_Your task_
Would you repeat the listing exactly but omit every picture?

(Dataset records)

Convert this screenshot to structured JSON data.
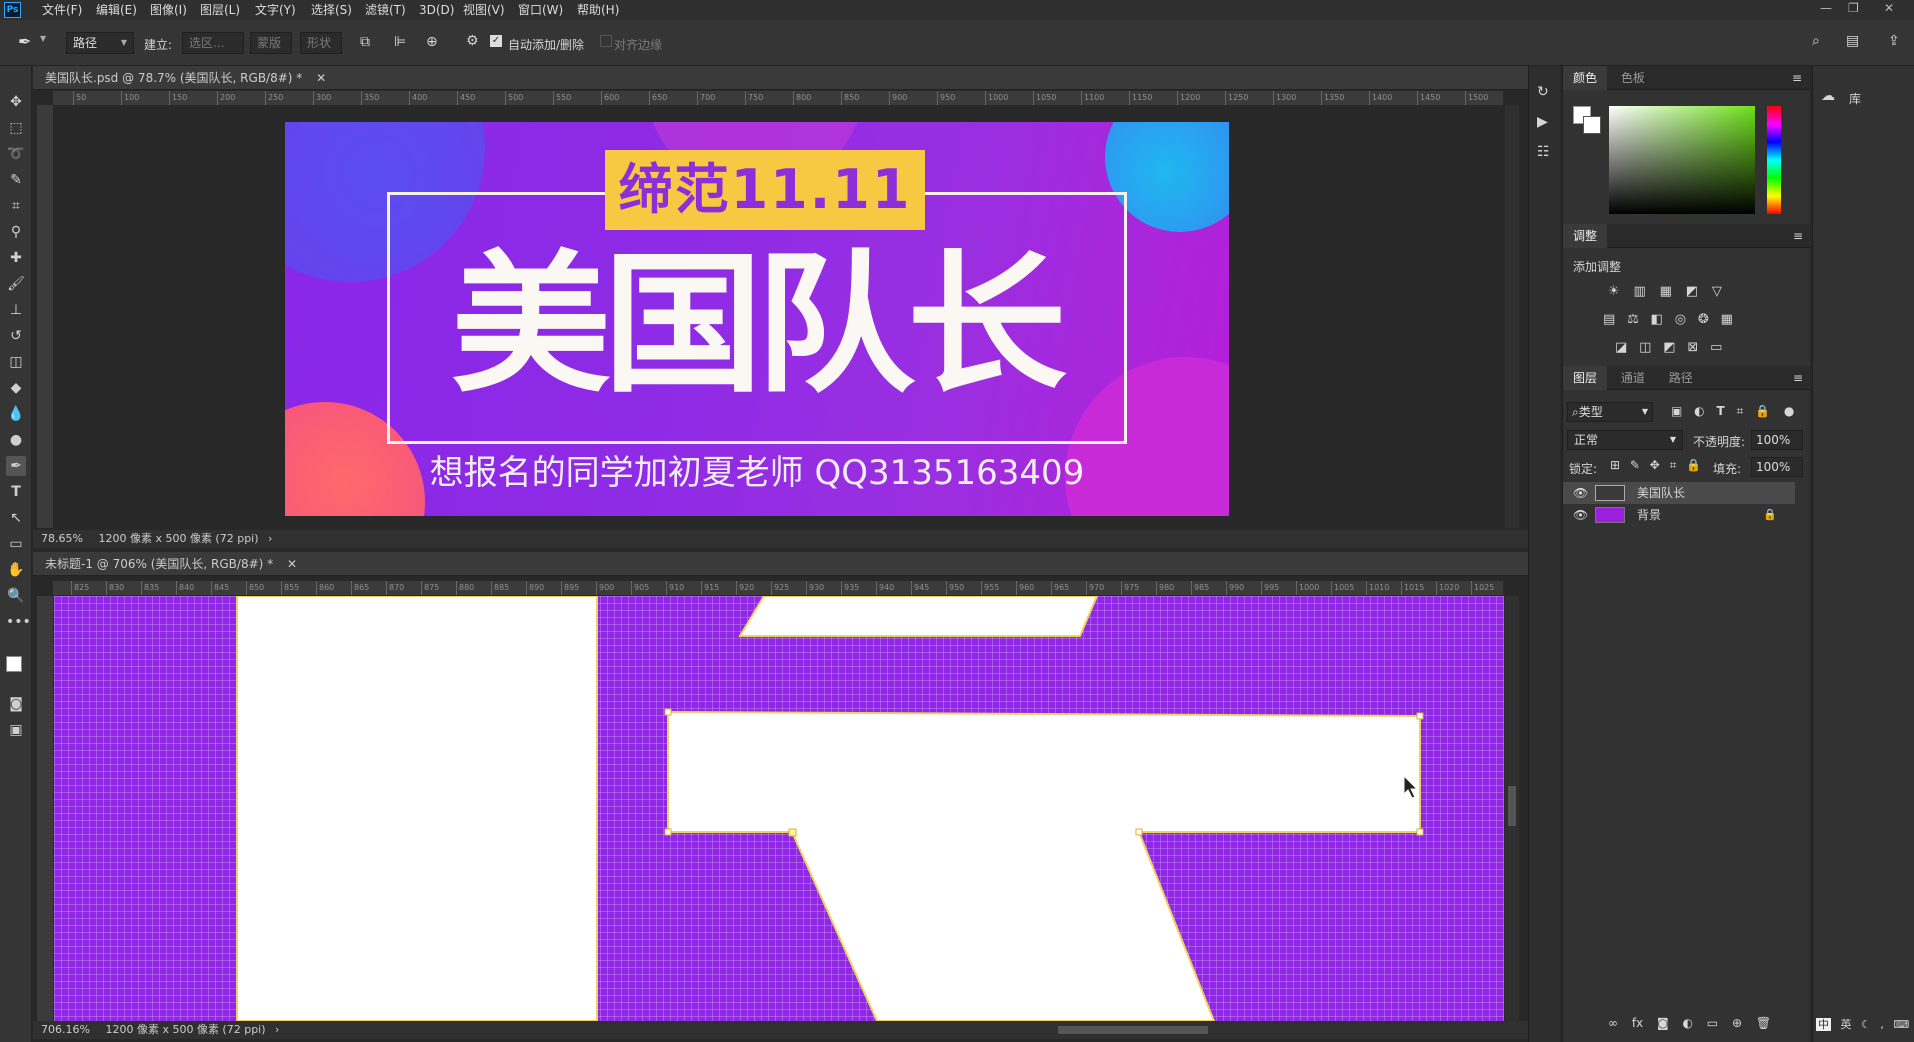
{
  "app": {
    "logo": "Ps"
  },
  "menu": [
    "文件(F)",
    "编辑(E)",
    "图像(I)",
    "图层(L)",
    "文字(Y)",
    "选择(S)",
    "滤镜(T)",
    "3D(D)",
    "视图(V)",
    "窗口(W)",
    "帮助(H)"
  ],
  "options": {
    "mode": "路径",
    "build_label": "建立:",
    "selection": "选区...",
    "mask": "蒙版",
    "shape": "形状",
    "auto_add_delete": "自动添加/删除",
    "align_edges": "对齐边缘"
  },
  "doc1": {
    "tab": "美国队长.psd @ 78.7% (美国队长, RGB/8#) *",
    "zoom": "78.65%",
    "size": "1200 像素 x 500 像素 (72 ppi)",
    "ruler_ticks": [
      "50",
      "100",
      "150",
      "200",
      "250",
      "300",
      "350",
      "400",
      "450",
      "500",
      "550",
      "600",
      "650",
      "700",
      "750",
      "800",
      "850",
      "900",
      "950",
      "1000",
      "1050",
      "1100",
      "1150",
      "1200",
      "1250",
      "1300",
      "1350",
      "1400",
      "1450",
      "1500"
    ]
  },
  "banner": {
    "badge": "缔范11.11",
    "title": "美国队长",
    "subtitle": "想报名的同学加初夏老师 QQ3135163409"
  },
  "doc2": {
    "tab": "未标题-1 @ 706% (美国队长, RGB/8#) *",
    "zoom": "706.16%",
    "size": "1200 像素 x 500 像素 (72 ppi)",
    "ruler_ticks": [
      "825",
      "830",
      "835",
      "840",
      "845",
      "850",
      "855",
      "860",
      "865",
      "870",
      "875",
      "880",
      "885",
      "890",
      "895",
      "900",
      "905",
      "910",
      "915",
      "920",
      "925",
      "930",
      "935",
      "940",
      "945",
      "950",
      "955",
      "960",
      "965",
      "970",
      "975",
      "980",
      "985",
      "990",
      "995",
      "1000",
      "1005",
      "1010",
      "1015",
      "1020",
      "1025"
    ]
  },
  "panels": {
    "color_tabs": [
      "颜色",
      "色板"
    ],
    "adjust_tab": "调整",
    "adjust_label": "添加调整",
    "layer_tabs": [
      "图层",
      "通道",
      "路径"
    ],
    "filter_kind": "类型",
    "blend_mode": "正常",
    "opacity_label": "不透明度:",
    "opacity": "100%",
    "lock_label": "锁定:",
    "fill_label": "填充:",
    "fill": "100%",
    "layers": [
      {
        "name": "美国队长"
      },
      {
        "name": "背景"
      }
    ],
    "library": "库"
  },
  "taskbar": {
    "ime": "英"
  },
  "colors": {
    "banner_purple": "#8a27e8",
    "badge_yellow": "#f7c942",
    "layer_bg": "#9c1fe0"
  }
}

_Problem solution_
Convert this screenshot to structured JSON data.
{
  "app": {
    "logo": "Ps"
  },
  "menu": [
    "文件(F)",
    "编辑(E)",
    "图像(I)",
    "图层(L)",
    "文字(Y)",
    "选择(S)",
    "滤镜(T)",
    "3D(D)",
    "视图(V)",
    "窗口(W)",
    "帮助(H)"
  ],
  "options": {
    "mode": "路径",
    "build_label": "建立:",
    "selection": "选区...",
    "mask": "蒙版",
    "shape": "形状",
    "auto_add_delete": "自动添加/删除",
    "align_edges": "对齐边缘"
  },
  "doc1": {
    "tab": "美国队长.psd @ 78.7% (美国队长, RGB/8#) *",
    "zoom": "78.65%",
    "size": "1200 像素 x 500 像素 (72 ppi)",
    "ruler_ticks": [
      "50",
      "100",
      "150",
      "200",
      "250",
      "300",
      "350",
      "400",
      "450",
      "500",
      "550",
      "600",
      "650",
      "700",
      "750",
      "800",
      "850",
      "900",
      "950",
      "1000",
      "1050",
      "1100",
      "1150",
      "1200",
      "1250",
      "1300",
      "1350",
      "1400",
      "1450",
      "1500"
    ]
  },
  "banner": {
    "badge": "缔范11.11",
    "title": "美国队长",
    "subtitle": "想报名的同学加初夏老师 QQ3135163409"
  },
  "doc2": {
    "tab": "未标题-1 @ 706% (美国队长, RGB/8#) *",
    "zoom": "706.16%",
    "size": "1200 像素 x 500 像素 (72 ppi)",
    "ruler_ticks": [
      "825",
      "830",
      "835",
      "840",
      "845",
      "850",
      "855",
      "860",
      "865",
      "870",
      "875",
      "880",
      "885",
      "890",
      "895",
      "900",
      "905",
      "910",
      "915",
      "920",
      "925",
      "930",
      "935",
      "940",
      "945",
      "950",
      "955",
      "960",
      "965",
      "970",
      "975",
      "980",
      "985",
      "990",
      "995",
      "1000",
      "1005",
      "1010",
      "1015",
      "1020",
      "1025"
    ]
  },
  "panels": {
    "color_tabs": [
      "颜色",
      "色板"
    ],
    "adjust_tab": "调整",
    "adjust_label": "添加调整",
    "layer_tabs": [
      "图层",
      "通道",
      "路径"
    ],
    "filter_kind": "类型",
    "blend_mode": "正常",
    "opacity_label": "不透明度:",
    "opacity": "100%",
    "lock_label": "锁定:",
    "fill_label": "填充:",
    "fill": "100%",
    "layers": [
      {
        "name": "美国队长"
      },
      {
        "name": "背景"
      }
    ],
    "library": "库"
  },
  "taskbar": {
    "ime": "英"
  },
  "colors": {
    "banner_purple": "#8a27e8",
    "badge_yellow": "#f7c942",
    "layer_bg": "#9c1fe0"
  }
}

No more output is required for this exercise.